Records for this exercise -
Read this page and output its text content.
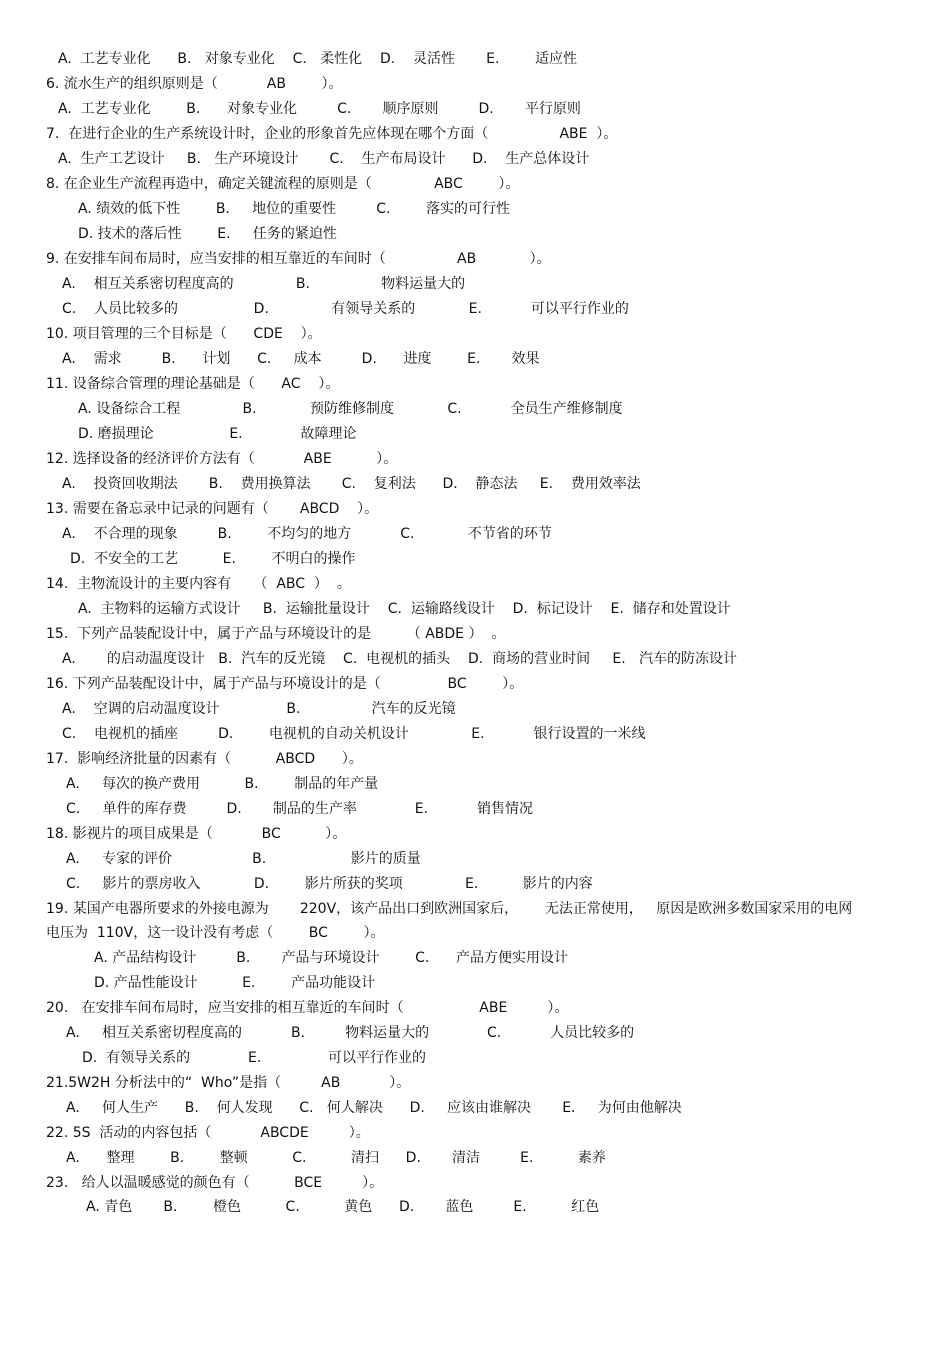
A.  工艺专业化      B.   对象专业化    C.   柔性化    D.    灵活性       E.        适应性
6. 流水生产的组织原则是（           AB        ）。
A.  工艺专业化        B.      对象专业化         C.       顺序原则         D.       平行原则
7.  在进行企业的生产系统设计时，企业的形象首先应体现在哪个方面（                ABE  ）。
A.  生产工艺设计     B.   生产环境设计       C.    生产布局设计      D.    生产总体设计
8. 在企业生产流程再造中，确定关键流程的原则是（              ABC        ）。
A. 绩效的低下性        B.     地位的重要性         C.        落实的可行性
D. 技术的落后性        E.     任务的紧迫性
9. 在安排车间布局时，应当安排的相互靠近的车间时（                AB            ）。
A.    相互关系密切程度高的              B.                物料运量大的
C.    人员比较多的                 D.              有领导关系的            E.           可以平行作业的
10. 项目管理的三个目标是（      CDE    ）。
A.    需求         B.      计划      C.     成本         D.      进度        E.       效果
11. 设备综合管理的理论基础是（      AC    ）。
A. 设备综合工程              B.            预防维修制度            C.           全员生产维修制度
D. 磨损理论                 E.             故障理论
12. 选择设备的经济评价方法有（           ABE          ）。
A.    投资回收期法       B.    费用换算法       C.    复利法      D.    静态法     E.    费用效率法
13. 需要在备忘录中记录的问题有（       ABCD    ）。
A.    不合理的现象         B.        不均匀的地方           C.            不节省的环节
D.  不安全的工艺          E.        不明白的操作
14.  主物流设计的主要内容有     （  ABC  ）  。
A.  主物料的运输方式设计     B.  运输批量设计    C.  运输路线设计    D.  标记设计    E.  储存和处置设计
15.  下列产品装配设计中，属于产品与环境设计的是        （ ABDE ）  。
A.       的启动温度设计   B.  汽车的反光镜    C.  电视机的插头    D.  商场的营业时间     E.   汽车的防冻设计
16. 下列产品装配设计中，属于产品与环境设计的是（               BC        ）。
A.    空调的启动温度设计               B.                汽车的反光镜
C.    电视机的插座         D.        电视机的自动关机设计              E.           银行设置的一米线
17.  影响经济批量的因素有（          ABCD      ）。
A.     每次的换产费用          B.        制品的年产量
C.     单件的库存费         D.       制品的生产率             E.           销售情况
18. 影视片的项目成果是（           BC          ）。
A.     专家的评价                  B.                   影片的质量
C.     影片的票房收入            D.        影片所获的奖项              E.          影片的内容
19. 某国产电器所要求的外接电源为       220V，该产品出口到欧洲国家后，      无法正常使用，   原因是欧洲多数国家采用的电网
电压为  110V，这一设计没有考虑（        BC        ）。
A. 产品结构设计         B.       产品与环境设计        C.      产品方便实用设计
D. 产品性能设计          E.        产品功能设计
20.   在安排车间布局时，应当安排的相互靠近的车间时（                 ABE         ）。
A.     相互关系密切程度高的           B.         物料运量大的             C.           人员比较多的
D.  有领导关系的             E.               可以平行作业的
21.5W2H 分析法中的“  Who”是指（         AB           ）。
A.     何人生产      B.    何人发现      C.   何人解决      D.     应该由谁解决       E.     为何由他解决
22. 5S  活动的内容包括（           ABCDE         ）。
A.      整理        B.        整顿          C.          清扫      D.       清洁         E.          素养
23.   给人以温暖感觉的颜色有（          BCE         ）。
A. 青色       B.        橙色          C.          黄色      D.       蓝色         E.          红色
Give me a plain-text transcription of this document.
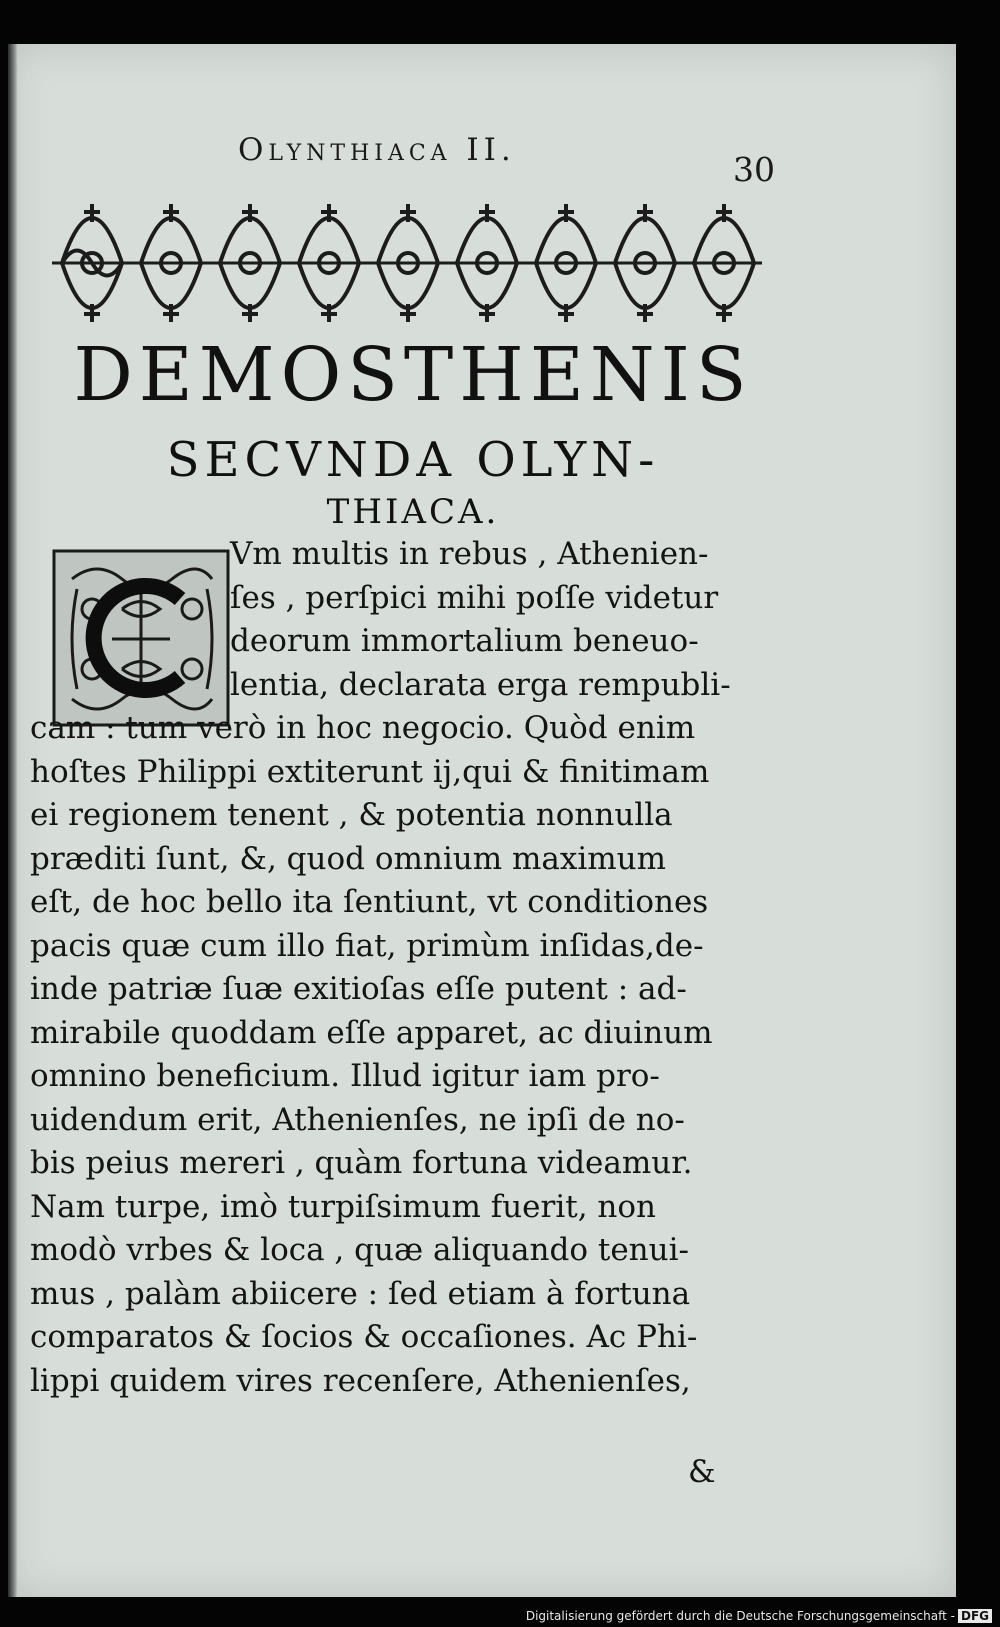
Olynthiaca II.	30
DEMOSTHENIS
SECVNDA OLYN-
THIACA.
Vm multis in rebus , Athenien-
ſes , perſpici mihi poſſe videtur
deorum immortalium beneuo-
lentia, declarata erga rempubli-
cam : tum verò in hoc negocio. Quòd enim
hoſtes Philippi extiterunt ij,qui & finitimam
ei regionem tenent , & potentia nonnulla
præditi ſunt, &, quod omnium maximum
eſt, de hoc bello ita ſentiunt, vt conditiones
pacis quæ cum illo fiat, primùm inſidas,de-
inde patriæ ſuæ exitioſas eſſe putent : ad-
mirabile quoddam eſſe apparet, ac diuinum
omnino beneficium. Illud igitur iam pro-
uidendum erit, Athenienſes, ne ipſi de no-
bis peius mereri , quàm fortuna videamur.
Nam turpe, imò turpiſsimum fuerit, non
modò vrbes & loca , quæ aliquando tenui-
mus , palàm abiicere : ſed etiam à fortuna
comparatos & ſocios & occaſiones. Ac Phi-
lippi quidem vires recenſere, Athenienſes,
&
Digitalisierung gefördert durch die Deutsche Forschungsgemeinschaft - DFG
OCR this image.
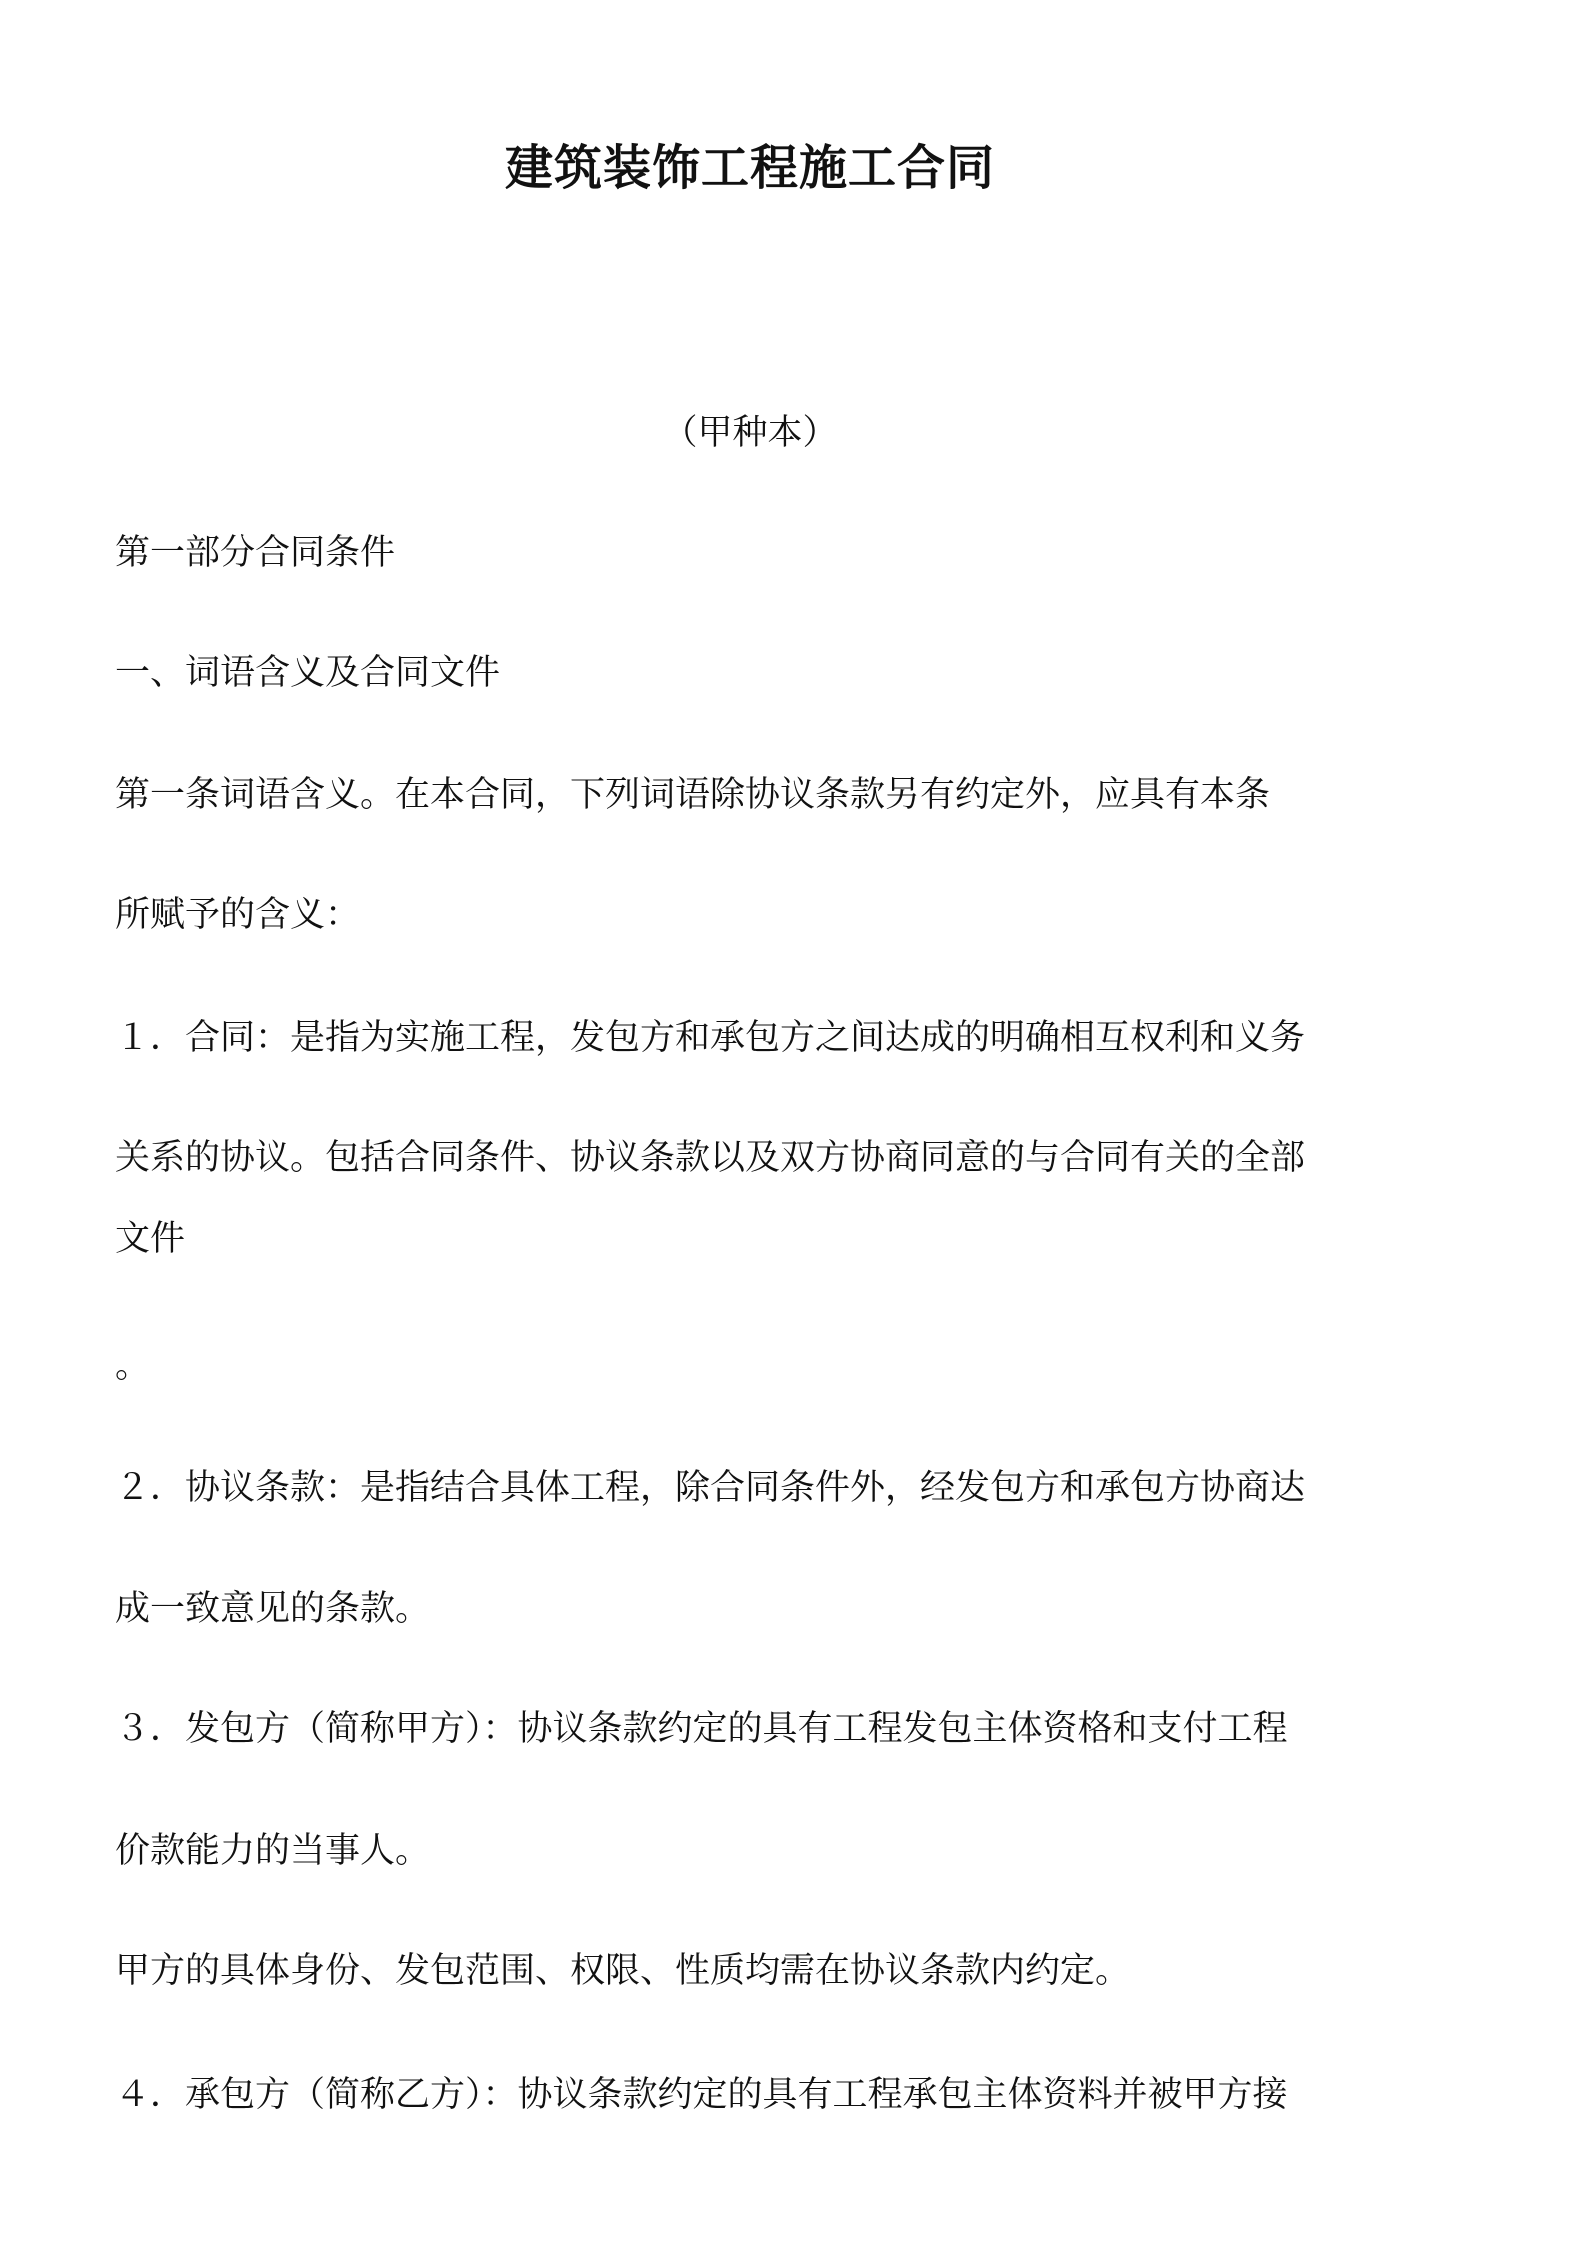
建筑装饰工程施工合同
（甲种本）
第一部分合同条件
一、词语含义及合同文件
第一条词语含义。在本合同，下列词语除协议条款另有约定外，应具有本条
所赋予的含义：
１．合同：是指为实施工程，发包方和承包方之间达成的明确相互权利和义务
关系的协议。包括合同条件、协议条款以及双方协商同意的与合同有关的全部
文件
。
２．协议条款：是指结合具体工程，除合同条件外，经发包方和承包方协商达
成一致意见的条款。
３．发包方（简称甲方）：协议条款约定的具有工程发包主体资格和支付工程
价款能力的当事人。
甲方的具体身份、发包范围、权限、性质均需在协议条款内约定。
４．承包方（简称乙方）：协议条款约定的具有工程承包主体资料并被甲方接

What to work on -
How many of the listing's lines contain "汽车的反光镜"? Respond with a single number and nothing else.

Written reply -
2